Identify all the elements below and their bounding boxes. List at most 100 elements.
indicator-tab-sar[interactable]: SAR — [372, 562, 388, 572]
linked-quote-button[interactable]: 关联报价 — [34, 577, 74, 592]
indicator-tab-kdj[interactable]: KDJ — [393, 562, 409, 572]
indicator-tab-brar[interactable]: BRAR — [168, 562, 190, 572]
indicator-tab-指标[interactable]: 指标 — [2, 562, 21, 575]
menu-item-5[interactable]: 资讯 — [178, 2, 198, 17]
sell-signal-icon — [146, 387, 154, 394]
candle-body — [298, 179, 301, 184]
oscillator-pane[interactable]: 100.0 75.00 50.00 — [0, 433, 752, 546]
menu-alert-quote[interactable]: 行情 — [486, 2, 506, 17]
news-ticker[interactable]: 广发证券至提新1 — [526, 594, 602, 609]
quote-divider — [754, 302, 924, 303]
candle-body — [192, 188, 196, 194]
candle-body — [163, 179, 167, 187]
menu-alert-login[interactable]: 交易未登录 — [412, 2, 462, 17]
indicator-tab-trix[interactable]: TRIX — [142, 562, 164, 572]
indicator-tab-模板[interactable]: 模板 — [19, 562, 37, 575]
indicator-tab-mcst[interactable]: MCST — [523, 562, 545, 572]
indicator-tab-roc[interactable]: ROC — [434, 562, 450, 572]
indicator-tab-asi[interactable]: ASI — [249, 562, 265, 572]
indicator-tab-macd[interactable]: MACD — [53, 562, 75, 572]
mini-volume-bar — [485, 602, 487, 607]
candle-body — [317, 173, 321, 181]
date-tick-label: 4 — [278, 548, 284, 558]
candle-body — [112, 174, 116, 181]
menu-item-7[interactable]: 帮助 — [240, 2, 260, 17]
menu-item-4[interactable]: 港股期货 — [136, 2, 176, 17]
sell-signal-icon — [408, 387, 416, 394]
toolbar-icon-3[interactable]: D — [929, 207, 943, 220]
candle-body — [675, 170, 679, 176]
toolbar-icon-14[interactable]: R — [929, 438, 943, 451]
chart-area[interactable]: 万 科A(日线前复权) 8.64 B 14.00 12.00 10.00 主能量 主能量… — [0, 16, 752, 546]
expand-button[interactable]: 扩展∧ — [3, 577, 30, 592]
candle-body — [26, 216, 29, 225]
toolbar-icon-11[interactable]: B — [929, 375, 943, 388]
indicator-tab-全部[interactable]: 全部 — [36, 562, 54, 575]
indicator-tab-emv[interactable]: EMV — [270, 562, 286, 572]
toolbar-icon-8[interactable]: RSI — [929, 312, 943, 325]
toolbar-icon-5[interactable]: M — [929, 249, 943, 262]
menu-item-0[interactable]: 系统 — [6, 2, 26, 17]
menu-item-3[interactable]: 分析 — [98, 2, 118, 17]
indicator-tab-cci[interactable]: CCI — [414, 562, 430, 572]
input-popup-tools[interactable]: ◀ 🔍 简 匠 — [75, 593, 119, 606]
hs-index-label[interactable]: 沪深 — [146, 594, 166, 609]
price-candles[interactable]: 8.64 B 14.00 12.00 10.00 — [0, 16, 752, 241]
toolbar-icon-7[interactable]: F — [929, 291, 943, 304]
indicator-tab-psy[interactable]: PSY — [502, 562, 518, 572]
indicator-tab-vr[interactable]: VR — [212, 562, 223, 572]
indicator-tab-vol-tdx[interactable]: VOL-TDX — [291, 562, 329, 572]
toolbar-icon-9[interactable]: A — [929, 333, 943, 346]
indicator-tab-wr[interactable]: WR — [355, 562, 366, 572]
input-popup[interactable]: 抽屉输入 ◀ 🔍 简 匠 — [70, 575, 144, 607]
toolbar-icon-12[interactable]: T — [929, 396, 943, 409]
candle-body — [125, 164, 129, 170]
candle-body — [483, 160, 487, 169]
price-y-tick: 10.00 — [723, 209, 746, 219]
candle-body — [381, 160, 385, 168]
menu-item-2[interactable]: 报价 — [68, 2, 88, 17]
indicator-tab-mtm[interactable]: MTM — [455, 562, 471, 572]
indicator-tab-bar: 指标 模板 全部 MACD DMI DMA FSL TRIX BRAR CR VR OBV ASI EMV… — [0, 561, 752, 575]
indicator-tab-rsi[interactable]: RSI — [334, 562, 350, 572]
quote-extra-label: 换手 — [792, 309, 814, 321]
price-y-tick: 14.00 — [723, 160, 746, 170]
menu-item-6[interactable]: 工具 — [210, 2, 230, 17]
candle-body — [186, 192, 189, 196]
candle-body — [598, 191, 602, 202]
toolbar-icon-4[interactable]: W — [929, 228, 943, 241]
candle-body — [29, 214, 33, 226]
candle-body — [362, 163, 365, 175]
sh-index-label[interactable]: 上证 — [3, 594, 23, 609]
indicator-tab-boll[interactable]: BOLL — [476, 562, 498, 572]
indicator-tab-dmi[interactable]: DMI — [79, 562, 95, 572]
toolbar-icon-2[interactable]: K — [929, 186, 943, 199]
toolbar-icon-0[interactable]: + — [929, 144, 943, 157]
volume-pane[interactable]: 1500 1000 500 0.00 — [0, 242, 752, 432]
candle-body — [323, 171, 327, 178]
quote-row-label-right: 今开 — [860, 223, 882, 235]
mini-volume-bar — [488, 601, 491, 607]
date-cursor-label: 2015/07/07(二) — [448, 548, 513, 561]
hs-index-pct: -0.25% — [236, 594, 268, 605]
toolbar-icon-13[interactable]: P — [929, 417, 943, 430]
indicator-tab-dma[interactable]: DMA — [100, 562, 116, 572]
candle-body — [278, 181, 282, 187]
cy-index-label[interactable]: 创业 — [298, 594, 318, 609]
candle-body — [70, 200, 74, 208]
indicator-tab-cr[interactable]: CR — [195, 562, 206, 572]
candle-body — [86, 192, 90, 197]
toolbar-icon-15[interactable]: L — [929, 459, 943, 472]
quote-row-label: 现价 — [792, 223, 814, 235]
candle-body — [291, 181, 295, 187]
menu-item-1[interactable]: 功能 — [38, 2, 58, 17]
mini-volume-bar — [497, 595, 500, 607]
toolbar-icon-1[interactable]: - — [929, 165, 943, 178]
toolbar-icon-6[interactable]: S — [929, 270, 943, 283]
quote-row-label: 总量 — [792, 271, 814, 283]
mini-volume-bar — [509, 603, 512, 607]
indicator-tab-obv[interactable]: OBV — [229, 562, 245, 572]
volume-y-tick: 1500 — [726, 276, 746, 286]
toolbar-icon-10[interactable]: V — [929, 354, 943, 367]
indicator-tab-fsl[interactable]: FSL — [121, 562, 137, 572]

+===+

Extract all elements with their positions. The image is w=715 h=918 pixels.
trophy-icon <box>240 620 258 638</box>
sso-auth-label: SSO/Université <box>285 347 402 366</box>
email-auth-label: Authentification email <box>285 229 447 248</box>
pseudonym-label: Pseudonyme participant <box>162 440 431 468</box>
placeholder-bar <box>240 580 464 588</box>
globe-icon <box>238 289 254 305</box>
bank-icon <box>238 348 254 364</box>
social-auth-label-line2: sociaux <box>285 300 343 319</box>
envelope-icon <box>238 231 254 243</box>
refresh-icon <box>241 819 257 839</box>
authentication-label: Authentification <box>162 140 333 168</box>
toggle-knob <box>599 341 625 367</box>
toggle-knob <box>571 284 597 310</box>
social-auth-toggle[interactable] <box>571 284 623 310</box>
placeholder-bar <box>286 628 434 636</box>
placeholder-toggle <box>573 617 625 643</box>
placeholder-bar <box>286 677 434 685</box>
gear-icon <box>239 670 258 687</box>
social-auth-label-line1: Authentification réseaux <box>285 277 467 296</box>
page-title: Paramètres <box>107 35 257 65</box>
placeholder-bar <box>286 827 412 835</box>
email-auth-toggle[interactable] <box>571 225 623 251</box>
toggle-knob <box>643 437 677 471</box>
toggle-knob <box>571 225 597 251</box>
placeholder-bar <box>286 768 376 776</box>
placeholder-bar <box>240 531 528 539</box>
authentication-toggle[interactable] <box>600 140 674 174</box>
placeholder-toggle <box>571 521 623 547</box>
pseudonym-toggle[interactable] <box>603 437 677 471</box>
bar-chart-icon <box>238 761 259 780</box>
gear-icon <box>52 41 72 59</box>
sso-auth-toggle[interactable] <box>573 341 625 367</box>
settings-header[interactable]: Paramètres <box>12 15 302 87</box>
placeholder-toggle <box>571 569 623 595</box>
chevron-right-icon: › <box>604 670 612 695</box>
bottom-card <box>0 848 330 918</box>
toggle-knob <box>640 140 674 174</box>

+===+

Convert the listing lines from the one containing "Identify all the" through the one containing "candle-body — [192, 188, 196, 194]", including both, into a numbered list, and omit any blank lines.

Answer to the problem -
1. Identify all the elements below and their bounding boxes. List at most 100 elements.
2. indicator-tab-sar[interactable]: SAR — [372, 562, 388, 572]
3. linked-quote-button[interactable]: 关联报价 — [34, 577, 74, 592]
4. indicator-tab-kdj[interactable]: KDJ — [393, 562, 409, 572]
5. indicator-tab-brar[interactable]: BRAR — [168, 562, 190, 572]
6. indicator-tab-指标[interactable]: 指标 — [2, 562, 21, 575]
7. menu-item-5[interactable]: 资讯 — [178, 2, 198, 17]
8. sell-signal-icon — [146, 387, 154, 394]
9. candle-body — [298, 179, 301, 184]
10. oscillator-pane[interactable]: 100.0 75.00 50.00 — [0, 433, 752, 546]
11. menu-alert-quote[interactable]: 行情 — [486, 2, 506, 17]
12. news-ticker[interactable]: 广发证券至提新1 — [526, 594, 602, 609]
13. quote-divider — [754, 302, 924, 303]
14. candle-body — [192, 188, 196, 194]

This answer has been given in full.